Requirements -
Extract the text of every entry below exactly; leave images out.

Data to use -
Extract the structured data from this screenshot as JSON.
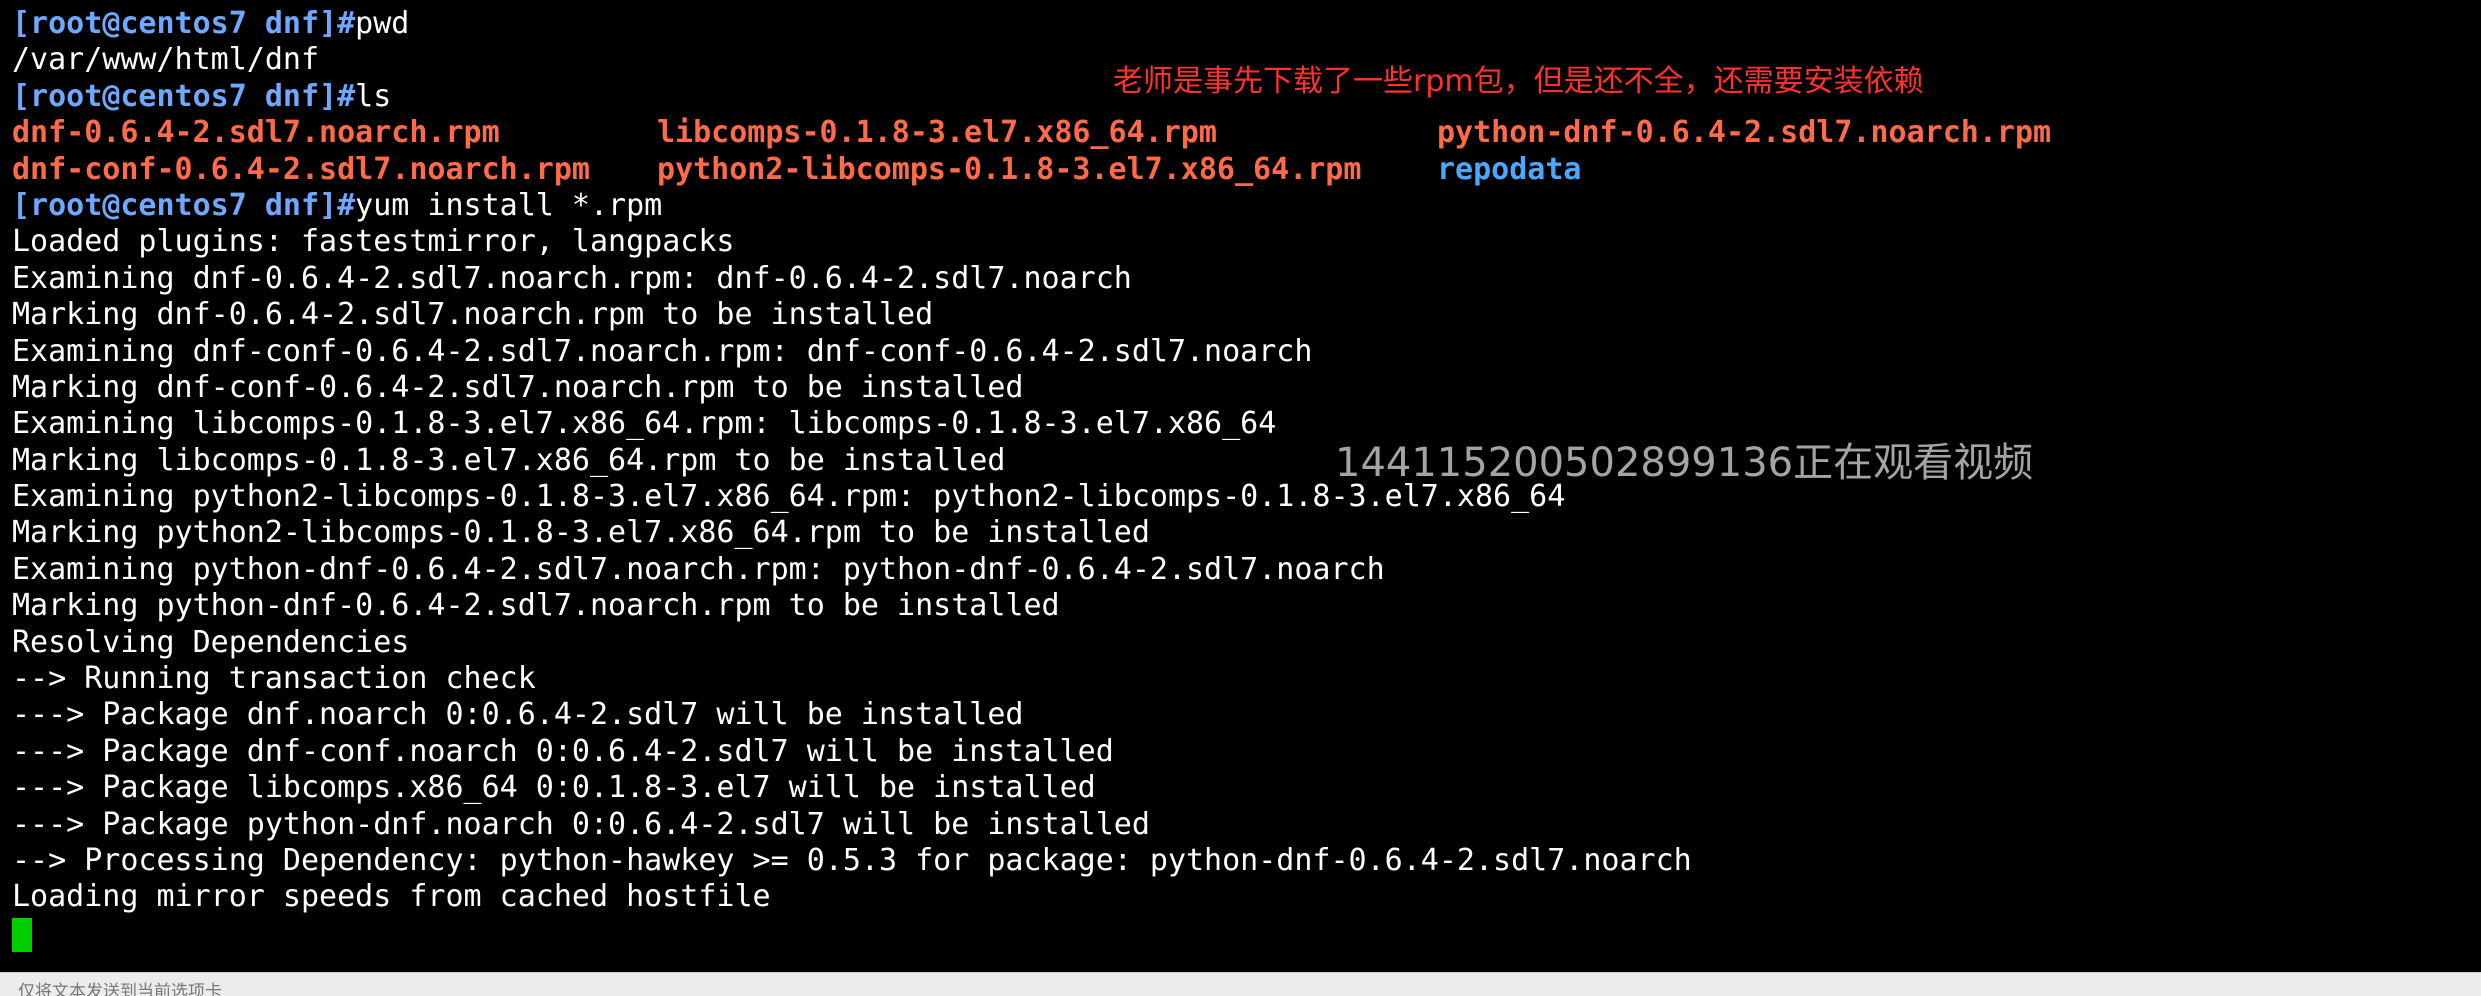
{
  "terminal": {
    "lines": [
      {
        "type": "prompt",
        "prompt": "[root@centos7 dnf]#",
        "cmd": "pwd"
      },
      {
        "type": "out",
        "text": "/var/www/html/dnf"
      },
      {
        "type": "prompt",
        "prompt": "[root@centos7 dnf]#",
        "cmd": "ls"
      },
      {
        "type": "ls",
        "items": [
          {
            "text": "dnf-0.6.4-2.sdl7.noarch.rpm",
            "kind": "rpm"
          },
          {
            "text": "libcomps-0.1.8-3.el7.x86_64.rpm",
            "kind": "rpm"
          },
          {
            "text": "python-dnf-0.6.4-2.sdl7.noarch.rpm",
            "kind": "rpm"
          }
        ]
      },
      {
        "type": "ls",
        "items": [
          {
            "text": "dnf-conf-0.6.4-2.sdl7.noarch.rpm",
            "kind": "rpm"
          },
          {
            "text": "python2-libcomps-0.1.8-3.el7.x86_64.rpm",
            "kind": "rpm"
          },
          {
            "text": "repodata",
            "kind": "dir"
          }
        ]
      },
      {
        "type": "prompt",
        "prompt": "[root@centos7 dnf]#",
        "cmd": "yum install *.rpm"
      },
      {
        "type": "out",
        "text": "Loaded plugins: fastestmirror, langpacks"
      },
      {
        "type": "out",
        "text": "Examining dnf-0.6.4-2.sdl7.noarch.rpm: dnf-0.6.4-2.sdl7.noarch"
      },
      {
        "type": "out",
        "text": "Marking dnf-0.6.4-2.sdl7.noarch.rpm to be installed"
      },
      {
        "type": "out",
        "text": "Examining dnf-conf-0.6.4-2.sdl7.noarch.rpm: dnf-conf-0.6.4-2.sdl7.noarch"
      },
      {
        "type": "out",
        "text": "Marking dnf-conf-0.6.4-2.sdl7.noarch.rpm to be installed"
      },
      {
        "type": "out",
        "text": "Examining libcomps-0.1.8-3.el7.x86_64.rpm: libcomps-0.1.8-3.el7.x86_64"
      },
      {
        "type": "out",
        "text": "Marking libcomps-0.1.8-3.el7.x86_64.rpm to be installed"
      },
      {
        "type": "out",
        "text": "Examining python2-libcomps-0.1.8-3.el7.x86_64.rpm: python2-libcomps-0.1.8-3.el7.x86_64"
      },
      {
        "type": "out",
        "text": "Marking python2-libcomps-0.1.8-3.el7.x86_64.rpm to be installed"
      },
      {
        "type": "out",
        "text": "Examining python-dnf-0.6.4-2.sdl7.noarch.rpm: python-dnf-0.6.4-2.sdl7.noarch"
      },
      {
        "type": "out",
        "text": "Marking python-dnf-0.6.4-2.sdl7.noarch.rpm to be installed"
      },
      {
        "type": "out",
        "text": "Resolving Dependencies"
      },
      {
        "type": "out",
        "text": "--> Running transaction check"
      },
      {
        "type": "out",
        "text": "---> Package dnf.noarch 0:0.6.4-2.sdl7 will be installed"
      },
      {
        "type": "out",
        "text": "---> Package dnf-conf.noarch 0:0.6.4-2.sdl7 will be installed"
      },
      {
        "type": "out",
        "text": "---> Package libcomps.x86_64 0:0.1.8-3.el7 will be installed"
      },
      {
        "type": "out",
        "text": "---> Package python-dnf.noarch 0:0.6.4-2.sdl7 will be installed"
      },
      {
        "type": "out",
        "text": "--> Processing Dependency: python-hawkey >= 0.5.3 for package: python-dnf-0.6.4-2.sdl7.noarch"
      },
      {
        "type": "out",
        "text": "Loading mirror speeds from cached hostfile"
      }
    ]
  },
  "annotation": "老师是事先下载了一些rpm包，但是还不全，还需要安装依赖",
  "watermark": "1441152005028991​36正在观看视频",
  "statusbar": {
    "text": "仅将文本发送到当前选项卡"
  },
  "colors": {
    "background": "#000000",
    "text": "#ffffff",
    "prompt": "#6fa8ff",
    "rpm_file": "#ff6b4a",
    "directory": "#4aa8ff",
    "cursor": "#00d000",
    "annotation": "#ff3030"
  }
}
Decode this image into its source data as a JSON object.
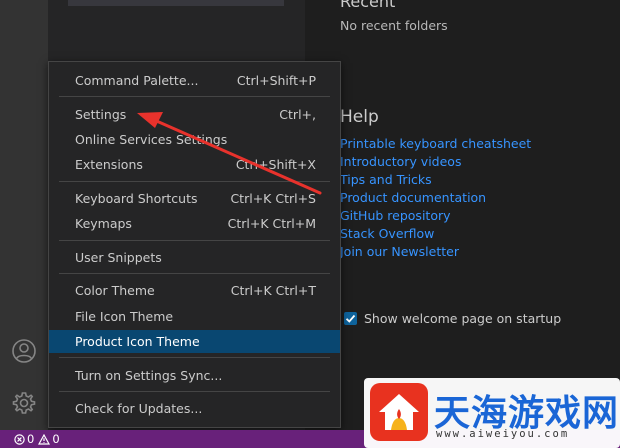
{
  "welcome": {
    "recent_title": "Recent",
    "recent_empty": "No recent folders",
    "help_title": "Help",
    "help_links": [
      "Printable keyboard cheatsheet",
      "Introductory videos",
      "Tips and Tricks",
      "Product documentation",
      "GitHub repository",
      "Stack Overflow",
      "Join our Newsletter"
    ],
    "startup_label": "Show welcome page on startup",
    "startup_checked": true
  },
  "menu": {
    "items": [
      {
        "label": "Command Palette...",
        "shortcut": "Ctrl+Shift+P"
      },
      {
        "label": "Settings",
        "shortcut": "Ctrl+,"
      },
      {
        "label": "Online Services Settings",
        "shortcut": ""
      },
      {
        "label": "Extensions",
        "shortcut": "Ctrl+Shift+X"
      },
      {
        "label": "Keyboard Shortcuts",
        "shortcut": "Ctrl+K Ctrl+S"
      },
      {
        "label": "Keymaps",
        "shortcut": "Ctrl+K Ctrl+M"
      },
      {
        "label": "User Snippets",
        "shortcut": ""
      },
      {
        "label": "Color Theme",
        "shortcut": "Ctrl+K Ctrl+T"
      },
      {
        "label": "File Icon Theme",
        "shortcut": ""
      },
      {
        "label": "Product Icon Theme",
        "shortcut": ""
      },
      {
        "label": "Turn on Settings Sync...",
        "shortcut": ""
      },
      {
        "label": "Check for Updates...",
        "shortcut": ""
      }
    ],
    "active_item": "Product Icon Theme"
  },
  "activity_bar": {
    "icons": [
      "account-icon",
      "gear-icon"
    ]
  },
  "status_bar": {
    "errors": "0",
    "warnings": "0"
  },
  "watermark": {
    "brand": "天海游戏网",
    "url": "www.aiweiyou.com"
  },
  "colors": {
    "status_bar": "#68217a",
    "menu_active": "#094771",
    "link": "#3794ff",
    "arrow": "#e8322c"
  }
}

Task result -
Extract the structured data from this screenshot as JSON.
{
  "terminal": {
    "lines": [
      {
        "type": "prompt",
        "prompt": "[root@centos7 dnf]#",
        "cmd": "pwd"
      },
      {
        "type": "out",
        "text": "/var/www/html/dnf"
      },
      {
        "type": "prompt",
        "prompt": "[root@centos7 dnf]#",
        "cmd": "ls"
      },
      {
        "type": "ls",
        "items": [
          {
            "text": "dnf-0.6.4-2.sdl7.noarch.rpm",
            "kind": "rpm"
          },
          {
            "text": "libcomps-0.1.8-3.el7.x86_64.rpm",
            "kind": "rpm"
          },
          {
            "text": "python-dnf-0.6.4-2.sdl7.noarch.rpm",
            "kind": "rpm"
          }
        ]
      },
      {
        "type": "ls",
        "items": [
          {
            "text": "dnf-conf-0.6.4-2.sdl7.noarch.rpm",
            "kind": "rpm"
          },
          {
            "text": "python2-libcomps-0.1.8-3.el7.x86_64.rpm",
            "kind": "rpm"
          },
          {
            "text": "repodata",
            "kind": "dir"
          }
        ]
      },
      {
        "type": "prompt",
        "prompt": "[root@centos7 dnf]#",
        "cmd": "yum install *.rpm"
      },
      {
        "type": "out",
        "text": "Loaded plugins: fastestmirror, langpacks"
      },
      {
        "type": "out",
        "text": "Examining dnf-0.6.4-2.sdl7.noarch.rpm: dnf-0.6.4-2.sdl7.noarch"
      },
      {
        "type": "out",
        "text": "Marking dnf-0.6.4-2.sdl7.noarch.rpm to be installed"
      },
      {
        "type": "out",
        "text": "Examining dnf-conf-0.6.4-2.sdl7.noarch.rpm: dnf-conf-0.6.4-2.sdl7.noarch"
      },
      {
        "type": "out",
        "text": "Marking dnf-conf-0.6.4-2.sdl7.noarch.rpm to be installed"
      },
      {
        "type": "out",
        "text": "Examining libcomps-0.1.8-3.el7.x86_64.rpm: libcomps-0.1.8-3.el7.x86_64"
      },
      {
        "type": "out",
        "text": "Marking libcomps-0.1.8-3.el7.x86_64.rpm to be installed"
      },
      {
        "type": "out",
        "text": "Examining python2-libcomps-0.1.8-3.el7.x86_64.rpm: python2-libcomps-0.1.8-3.el7.x86_64"
      },
      {
        "type": "out",
        "text": "Marking python2-libcomps-0.1.8-3.el7.x86_64.rpm to be installed"
      },
      {
        "type": "out",
        "text": "Examining python-dnf-0.6.4-2.sdl7.noarch.rpm: python-dnf-0.6.4-2.sdl7.noarch"
      },
      {
        "type": "out",
        "text": "Marking python-dnf-0.6.4-2.sdl7.noarch.rpm to be installed"
      },
      {
        "type": "out",
        "text": "Resolving Dependencies"
      },
      {
        "type": "out",
        "text": "--> Running transaction check"
      },
      {
        "type": "out",
        "text": "---> Package dnf.noarch 0:0.6.4-2.sdl7 will be installed"
      },
      {
        "type": "out",
        "text": "---> Package dnf-conf.noarch 0:0.6.4-2.sdl7 will be installed"
      },
      {
        "type": "out",
        "text": "---> Package libcomps.x86_64 0:0.1.8-3.el7 will be installed"
      },
      {
        "type": "out",
        "text": "---> Package python-dnf.noarch 0:0.6.4-2.sdl7 will be installed"
      },
      {
        "type": "out",
        "text": "--> Processing Dependency: python-hawkey >= 0.5.3 for package: python-dnf-0.6.4-2.sdl7.noarch"
      },
      {
        "type": "out",
        "text": "Loading mirror speeds from cached hostfile"
      }
    ]
  },
  "annotation": "老师是事先下载了一些rpm包，但是还不全，还需要安装依赖",
  "watermark": "1441152005028991​36正在观看视频",
  "statusbar": {
    "text": "仅将文本发送到当前选项卡"
  },
  "colors": {
    "background": "#000000",
    "text": "#ffffff",
    "prompt": "#6fa8ff",
    "rpm_file": "#ff6b4a",
    "directory": "#4aa8ff",
    "cursor": "#00d000",
    "annotation": "#ff3030"
  }
}
Decode this image into its source data as a JSON object.
{
  "welcome": {
    "recent_title": "Recent",
    "recent_empty": "No recent folders",
    "help_title": "Help",
    "help_links": [
      "Printable keyboard cheatsheet",
      "Introductory videos",
      "Tips and Tricks",
      "Product documentation",
      "GitHub repository",
      "Stack Overflow",
      "Join our Newsletter"
    ],
    "startup_label": "Show welcome page on startup",
    "startup_checked": true
  },
  "menu": {
    "items": [
      {
        "label": "Command Palette...",
        "shortcut": "Ctrl+Shift+P"
      },
      {
        "label": "Settings",
        "shortcut": "Ctrl+,"
      },
      {
        "label": "Online Services Settings",
        "shortcut": ""
      },
      {
        "label": "Extensions",
        "shortcut": "Ctrl+Shift+X"
      },
      {
        "label": "Keyboard Shortcuts",
        "shortcut": "Ctrl+K Ctrl+S"
      },
      {
        "label": "Keymaps",
        "shortcut": "Ctrl+K Ctrl+M"
      },
      {
        "label": "User Snippets",
        "shortcut": ""
      },
      {
        "label": "Color Theme",
        "shortcut": "Ctrl+K Ctrl+T"
      },
      {
        "label": "File Icon Theme",
        "shortcut": ""
      },
      {
        "label": "Product Icon Theme",
        "shortcut": ""
      },
      {
        "label": "Turn on Settings Sync...",
        "shortcut": ""
      },
      {
        "label": "Check for Updates...",
        "shortcut": ""
      }
    ],
    "active_item": "Product Icon Theme"
  },
  "activity_bar": {
    "icons": [
      "account-icon",
      "gear-icon"
    ]
  },
  "status_bar": {
    "errors": "0",
    "warnings": "0"
  },
  "watermark": {
    "brand": "天海游戏网",
    "url": "www.aiweiyou.com"
  },
  "colors": {
    "status_bar": "#68217a",
    "menu_active": "#094771",
    "link": "#3794ff",
    "arrow": "#e8322c"
  }
}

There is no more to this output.